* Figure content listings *
════

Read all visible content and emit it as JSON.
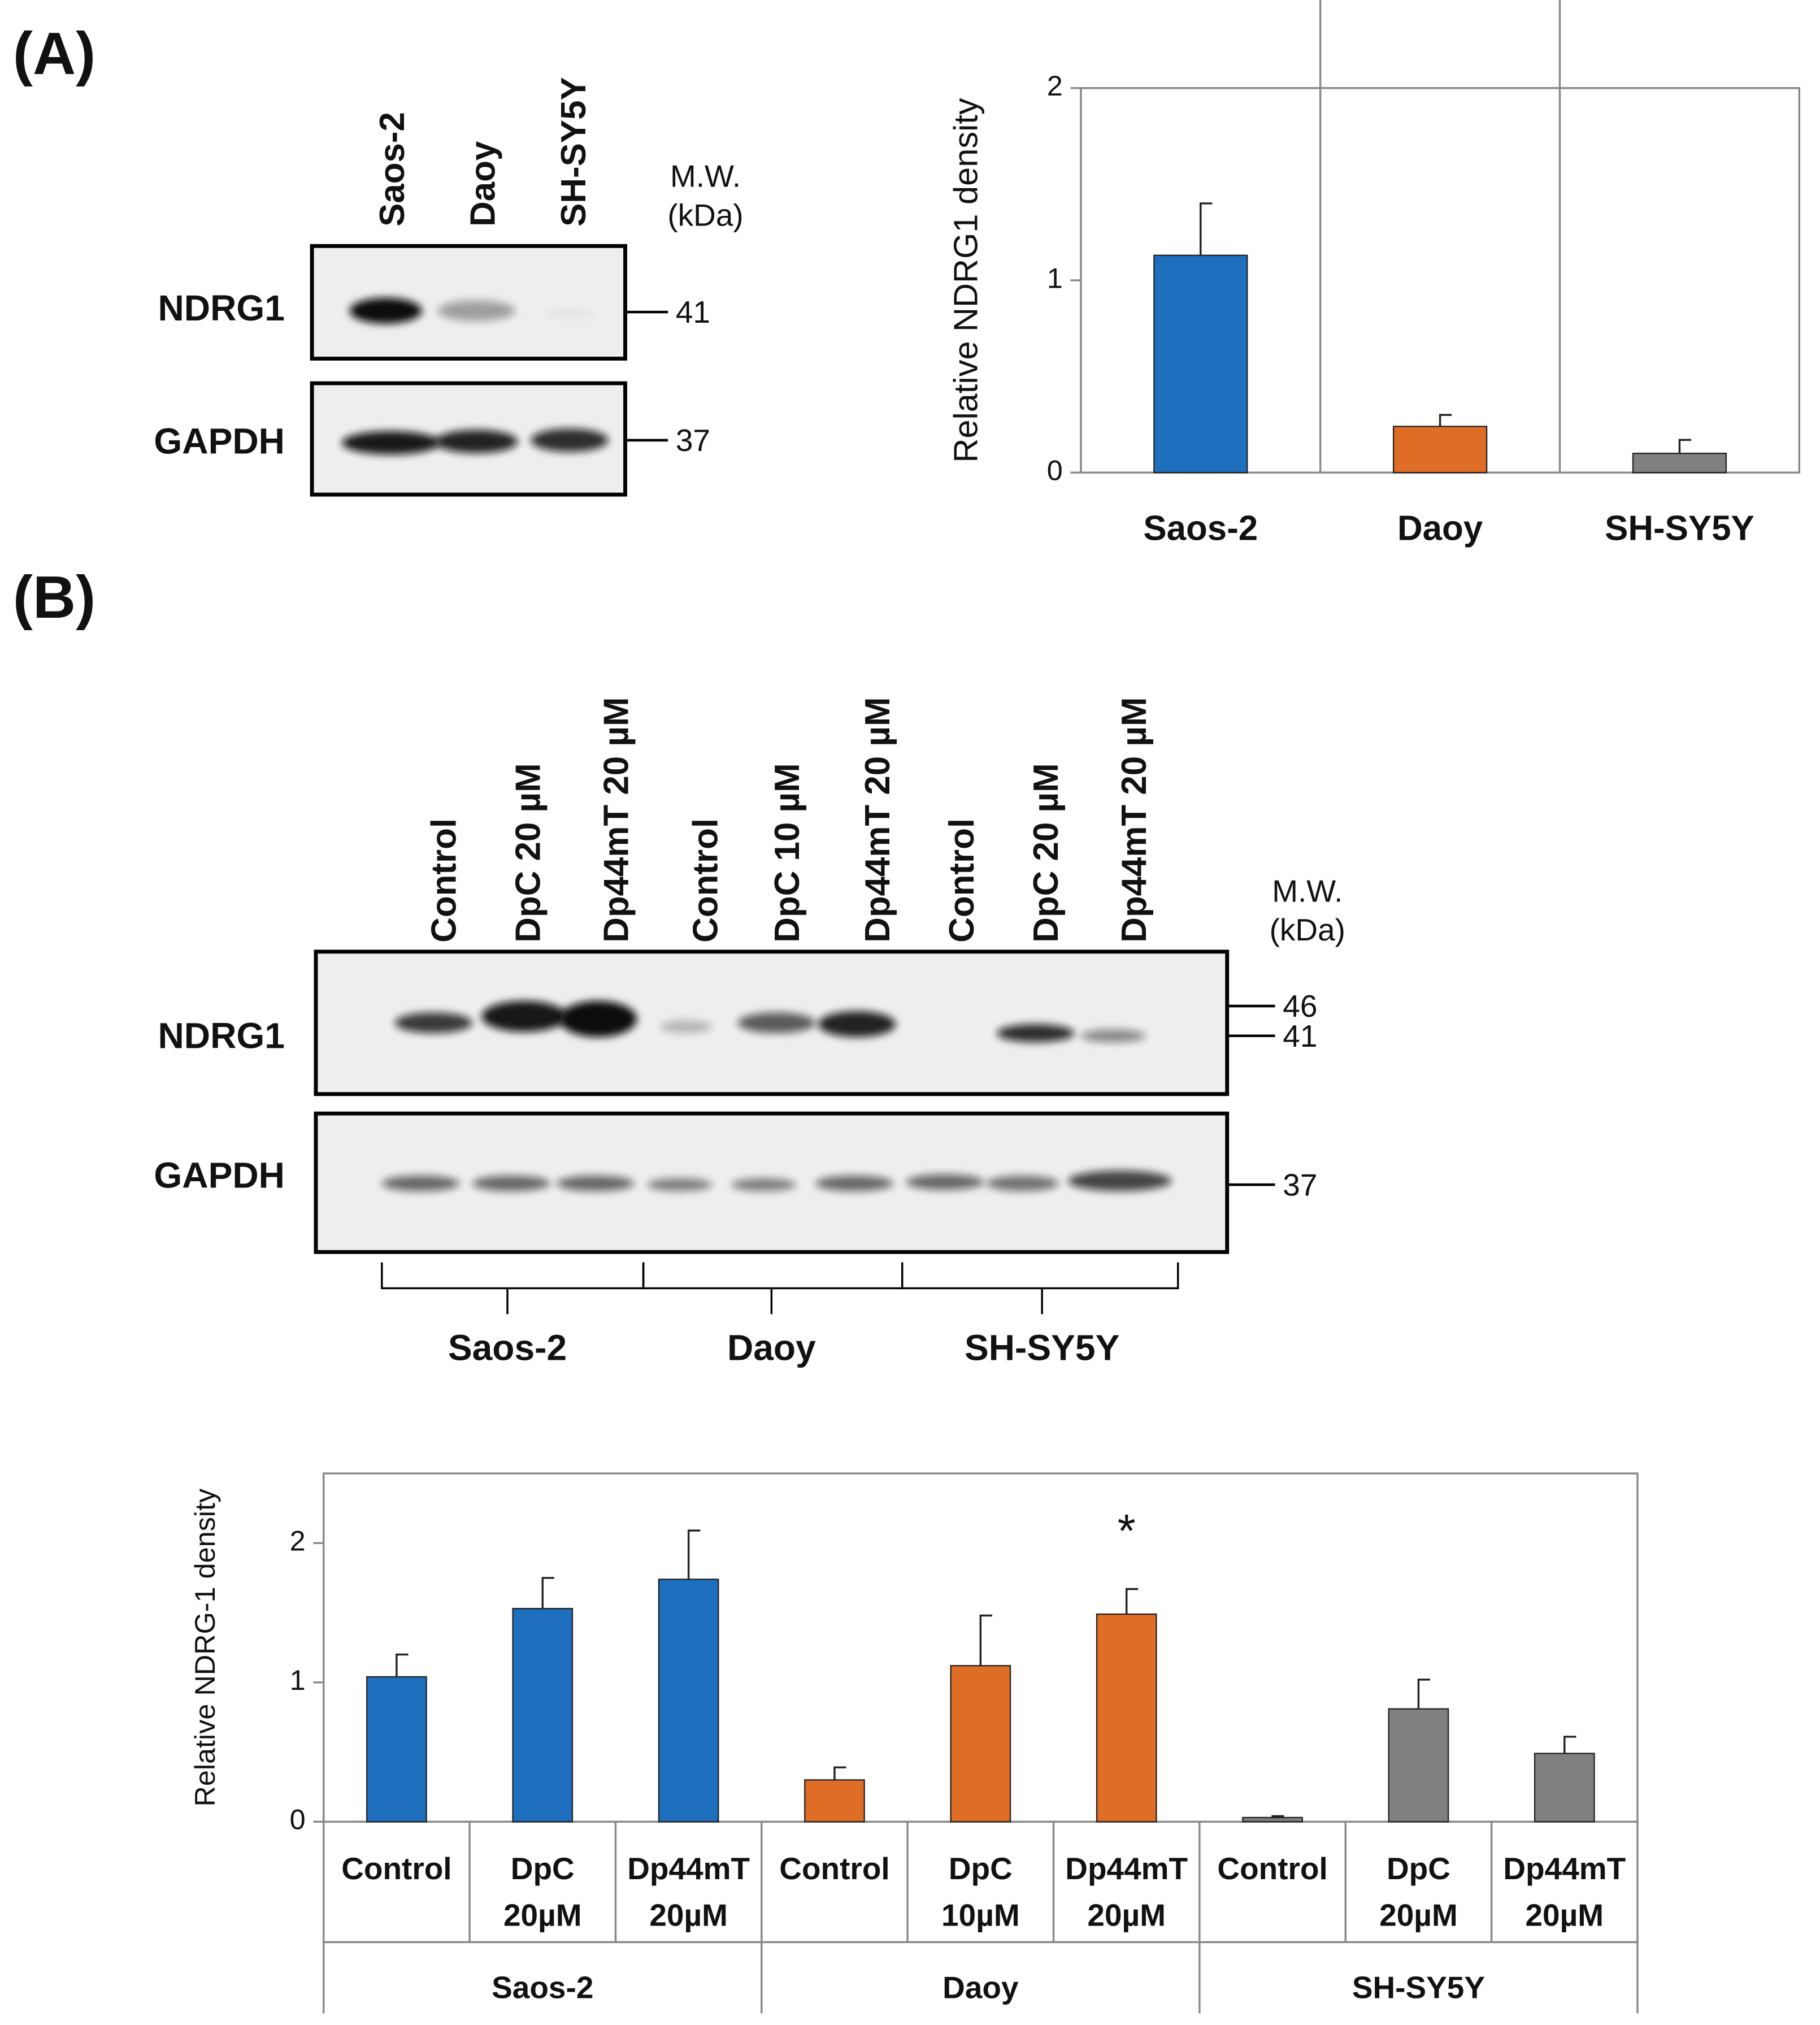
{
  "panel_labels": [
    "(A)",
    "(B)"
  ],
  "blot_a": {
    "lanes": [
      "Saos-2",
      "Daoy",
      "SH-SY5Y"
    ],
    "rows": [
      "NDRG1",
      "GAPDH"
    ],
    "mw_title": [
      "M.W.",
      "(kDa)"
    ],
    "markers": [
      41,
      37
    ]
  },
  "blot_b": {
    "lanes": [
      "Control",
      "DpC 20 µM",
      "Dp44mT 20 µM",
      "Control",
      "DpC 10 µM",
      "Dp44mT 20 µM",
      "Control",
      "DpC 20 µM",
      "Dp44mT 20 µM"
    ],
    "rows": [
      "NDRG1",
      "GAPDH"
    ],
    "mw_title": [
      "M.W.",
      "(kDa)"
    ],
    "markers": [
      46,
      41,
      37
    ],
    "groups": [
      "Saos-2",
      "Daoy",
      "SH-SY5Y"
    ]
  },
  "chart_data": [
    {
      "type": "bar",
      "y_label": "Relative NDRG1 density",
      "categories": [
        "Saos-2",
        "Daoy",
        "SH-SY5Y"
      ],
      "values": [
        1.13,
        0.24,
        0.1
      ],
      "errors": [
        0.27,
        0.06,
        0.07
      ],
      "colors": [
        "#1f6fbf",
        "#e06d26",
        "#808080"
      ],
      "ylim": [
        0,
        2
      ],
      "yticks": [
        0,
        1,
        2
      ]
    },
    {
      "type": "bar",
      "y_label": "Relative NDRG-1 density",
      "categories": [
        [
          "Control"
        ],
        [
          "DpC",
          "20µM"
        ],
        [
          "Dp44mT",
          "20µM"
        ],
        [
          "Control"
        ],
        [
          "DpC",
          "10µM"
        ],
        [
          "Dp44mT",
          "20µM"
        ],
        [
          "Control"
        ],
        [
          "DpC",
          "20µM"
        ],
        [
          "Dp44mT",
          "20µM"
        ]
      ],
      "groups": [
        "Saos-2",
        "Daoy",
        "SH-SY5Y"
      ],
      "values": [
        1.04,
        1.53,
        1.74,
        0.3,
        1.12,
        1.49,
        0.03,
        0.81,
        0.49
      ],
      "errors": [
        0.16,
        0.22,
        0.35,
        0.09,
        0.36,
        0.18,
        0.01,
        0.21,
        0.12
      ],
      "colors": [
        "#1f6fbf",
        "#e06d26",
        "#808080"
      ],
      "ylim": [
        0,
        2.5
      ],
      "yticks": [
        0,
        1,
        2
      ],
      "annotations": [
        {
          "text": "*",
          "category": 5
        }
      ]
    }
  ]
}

════

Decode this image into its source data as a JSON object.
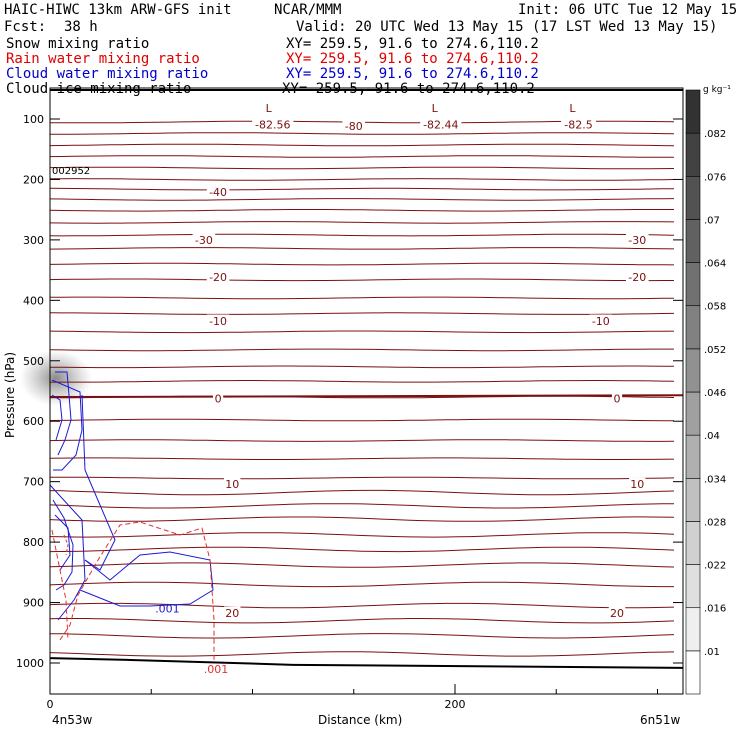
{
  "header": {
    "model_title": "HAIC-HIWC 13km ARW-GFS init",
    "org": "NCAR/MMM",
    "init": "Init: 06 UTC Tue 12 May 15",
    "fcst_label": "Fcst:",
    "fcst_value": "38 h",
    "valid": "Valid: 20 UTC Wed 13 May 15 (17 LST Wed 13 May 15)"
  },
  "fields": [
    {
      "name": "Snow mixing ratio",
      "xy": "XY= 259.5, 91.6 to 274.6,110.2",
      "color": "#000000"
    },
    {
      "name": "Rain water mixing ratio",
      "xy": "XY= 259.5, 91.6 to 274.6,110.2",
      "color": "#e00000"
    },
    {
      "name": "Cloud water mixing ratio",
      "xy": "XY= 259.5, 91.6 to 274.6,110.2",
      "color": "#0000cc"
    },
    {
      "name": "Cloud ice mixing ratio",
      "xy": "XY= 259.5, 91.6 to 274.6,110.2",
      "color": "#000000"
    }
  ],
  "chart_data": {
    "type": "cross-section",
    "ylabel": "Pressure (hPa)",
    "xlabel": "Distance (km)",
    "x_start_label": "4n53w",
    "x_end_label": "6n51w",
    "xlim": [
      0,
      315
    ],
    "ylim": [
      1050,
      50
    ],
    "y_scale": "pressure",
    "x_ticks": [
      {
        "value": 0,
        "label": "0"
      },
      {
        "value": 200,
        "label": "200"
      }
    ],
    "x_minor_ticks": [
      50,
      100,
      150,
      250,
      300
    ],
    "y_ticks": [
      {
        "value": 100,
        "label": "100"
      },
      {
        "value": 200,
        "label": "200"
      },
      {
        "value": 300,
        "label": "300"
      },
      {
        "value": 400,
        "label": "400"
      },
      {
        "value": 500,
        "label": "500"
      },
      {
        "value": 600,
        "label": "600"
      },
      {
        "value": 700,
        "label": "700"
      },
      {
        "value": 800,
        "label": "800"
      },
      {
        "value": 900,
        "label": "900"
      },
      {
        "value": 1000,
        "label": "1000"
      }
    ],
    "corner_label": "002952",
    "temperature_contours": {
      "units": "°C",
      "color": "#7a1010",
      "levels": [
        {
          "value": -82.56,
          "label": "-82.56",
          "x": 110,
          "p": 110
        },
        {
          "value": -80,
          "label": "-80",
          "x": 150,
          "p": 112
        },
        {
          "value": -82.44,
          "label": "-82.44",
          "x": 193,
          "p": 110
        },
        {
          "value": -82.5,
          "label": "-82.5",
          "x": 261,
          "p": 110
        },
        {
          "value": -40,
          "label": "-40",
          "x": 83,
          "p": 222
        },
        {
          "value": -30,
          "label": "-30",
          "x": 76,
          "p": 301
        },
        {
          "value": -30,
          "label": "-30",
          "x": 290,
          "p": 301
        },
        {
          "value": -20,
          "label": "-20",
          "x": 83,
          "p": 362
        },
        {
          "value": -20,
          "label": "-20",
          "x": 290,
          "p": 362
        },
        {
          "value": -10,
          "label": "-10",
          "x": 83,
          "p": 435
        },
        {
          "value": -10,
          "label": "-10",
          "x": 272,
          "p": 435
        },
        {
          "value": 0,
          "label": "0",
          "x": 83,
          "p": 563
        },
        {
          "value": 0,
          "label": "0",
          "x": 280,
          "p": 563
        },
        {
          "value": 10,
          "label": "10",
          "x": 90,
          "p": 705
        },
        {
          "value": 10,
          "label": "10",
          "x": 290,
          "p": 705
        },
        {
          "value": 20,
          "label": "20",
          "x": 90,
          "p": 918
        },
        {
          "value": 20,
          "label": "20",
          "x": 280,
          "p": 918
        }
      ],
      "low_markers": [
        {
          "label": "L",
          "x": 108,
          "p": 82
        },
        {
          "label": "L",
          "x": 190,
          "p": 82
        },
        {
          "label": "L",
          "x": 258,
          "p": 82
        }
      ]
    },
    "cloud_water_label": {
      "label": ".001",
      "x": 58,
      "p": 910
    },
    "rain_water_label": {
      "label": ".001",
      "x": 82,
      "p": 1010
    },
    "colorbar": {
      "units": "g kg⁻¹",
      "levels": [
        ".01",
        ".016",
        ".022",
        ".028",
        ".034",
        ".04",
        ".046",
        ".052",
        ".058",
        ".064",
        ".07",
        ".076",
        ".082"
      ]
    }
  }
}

════

* WHAT TO WORK ON *
Find every line above that contains the word "mixing", and return each one.

* THE RESPONSE *
      "name": "Snow mixing ratio",
      "name": "Rain water mixing ratio",
      "name": "Cloud water mixing ratio",
      "name": "Cloud ice mixing ratio",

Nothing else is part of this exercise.